● **WORK TO DO**:
In the entries below, count every line containing "медицинского". Reply with the number alone.

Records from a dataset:
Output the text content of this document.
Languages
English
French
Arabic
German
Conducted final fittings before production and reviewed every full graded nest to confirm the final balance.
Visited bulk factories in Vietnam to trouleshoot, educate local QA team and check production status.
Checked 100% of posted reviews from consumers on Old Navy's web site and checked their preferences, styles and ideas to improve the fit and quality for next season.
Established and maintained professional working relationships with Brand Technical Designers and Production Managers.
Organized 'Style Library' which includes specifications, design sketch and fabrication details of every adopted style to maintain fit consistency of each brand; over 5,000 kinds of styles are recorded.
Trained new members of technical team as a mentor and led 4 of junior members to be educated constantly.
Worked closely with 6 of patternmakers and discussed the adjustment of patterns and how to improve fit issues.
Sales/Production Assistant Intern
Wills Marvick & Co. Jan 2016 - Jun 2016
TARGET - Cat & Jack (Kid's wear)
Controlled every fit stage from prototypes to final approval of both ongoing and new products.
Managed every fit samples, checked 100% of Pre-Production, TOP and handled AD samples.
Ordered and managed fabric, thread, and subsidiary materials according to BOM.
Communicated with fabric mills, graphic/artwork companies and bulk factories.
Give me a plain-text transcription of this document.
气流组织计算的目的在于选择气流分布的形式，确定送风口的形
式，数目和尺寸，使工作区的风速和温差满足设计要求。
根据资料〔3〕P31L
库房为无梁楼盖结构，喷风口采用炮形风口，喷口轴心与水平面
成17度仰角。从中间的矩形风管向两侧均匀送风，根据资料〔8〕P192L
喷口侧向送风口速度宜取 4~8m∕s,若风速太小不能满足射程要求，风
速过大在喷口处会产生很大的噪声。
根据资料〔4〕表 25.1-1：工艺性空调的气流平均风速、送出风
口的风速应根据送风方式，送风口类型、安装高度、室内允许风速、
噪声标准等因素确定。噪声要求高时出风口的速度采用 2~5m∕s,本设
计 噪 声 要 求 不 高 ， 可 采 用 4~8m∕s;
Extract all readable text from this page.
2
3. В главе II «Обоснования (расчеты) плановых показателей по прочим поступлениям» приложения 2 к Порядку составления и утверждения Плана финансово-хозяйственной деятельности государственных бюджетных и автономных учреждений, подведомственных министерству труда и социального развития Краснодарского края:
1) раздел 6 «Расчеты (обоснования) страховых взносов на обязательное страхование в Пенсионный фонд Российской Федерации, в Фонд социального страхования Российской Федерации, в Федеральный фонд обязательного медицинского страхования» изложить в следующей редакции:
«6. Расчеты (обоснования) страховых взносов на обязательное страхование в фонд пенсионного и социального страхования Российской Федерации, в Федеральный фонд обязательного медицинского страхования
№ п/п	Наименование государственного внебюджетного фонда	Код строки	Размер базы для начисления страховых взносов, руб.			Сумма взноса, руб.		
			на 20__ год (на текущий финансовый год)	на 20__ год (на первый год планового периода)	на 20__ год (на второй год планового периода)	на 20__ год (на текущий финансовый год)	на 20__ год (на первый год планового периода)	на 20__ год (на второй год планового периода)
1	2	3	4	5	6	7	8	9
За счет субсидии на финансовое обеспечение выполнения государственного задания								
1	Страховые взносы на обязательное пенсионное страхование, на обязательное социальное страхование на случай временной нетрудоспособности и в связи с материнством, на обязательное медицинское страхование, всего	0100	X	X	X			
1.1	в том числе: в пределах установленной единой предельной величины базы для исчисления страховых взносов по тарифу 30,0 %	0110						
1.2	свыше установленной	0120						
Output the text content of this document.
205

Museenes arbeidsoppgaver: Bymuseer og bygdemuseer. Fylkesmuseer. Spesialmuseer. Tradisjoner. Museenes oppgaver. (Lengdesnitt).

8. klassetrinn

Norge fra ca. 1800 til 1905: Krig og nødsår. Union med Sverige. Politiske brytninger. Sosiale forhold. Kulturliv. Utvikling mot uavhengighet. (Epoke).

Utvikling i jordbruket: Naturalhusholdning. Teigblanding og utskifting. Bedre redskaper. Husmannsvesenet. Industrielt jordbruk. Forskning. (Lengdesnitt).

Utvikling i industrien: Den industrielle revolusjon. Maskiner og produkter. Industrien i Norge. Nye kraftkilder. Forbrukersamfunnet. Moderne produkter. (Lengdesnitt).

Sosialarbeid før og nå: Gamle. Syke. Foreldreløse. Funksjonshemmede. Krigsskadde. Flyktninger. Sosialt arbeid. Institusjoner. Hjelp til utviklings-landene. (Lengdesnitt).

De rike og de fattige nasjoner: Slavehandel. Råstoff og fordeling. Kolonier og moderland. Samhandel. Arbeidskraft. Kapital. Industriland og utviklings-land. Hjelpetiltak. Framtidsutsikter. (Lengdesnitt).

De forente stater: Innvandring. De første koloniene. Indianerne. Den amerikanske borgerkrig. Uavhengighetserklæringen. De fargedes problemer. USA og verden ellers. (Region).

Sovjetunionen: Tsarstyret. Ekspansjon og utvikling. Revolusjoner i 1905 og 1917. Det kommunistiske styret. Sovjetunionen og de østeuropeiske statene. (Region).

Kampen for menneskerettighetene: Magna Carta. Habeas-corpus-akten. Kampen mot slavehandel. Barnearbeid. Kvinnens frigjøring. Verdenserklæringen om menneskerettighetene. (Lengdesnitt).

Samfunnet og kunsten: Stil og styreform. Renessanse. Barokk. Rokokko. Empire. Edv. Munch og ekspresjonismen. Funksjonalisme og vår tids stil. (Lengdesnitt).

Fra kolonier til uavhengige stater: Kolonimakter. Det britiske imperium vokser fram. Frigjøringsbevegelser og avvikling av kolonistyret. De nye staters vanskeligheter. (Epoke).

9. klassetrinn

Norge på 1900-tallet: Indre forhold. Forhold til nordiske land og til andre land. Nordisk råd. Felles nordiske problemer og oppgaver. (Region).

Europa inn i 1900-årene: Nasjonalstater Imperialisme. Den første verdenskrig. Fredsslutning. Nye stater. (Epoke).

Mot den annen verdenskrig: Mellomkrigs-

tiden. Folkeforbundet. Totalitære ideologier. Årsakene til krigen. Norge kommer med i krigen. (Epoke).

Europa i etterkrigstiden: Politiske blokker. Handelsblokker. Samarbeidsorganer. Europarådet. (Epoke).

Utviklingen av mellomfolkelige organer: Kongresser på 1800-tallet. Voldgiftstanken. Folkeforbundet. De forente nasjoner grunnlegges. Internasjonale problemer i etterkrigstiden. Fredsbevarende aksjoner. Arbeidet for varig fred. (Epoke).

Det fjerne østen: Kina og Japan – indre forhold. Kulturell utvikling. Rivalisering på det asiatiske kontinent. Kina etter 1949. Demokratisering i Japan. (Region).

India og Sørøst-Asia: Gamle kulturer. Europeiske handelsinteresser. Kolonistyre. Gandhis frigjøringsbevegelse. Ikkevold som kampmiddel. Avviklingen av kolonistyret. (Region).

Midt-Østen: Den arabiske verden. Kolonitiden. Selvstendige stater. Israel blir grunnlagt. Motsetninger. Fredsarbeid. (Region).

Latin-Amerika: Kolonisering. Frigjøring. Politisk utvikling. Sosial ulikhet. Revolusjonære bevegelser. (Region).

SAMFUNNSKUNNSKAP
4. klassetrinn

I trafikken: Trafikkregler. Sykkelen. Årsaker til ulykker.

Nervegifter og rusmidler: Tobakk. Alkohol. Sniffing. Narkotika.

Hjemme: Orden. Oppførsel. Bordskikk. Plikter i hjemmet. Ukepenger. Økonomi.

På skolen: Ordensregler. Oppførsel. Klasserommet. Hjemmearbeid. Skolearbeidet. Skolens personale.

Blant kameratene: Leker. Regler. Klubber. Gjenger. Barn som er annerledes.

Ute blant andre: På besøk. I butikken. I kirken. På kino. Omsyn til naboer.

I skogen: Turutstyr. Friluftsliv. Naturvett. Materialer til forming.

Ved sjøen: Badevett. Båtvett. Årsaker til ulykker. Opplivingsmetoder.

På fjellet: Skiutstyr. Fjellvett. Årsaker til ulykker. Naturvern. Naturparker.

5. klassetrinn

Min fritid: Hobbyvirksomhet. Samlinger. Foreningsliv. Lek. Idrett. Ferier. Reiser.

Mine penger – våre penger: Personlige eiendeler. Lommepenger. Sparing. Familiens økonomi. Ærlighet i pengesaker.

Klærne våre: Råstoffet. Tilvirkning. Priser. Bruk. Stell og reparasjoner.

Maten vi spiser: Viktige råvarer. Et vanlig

● **FULL OUTPUT**:
2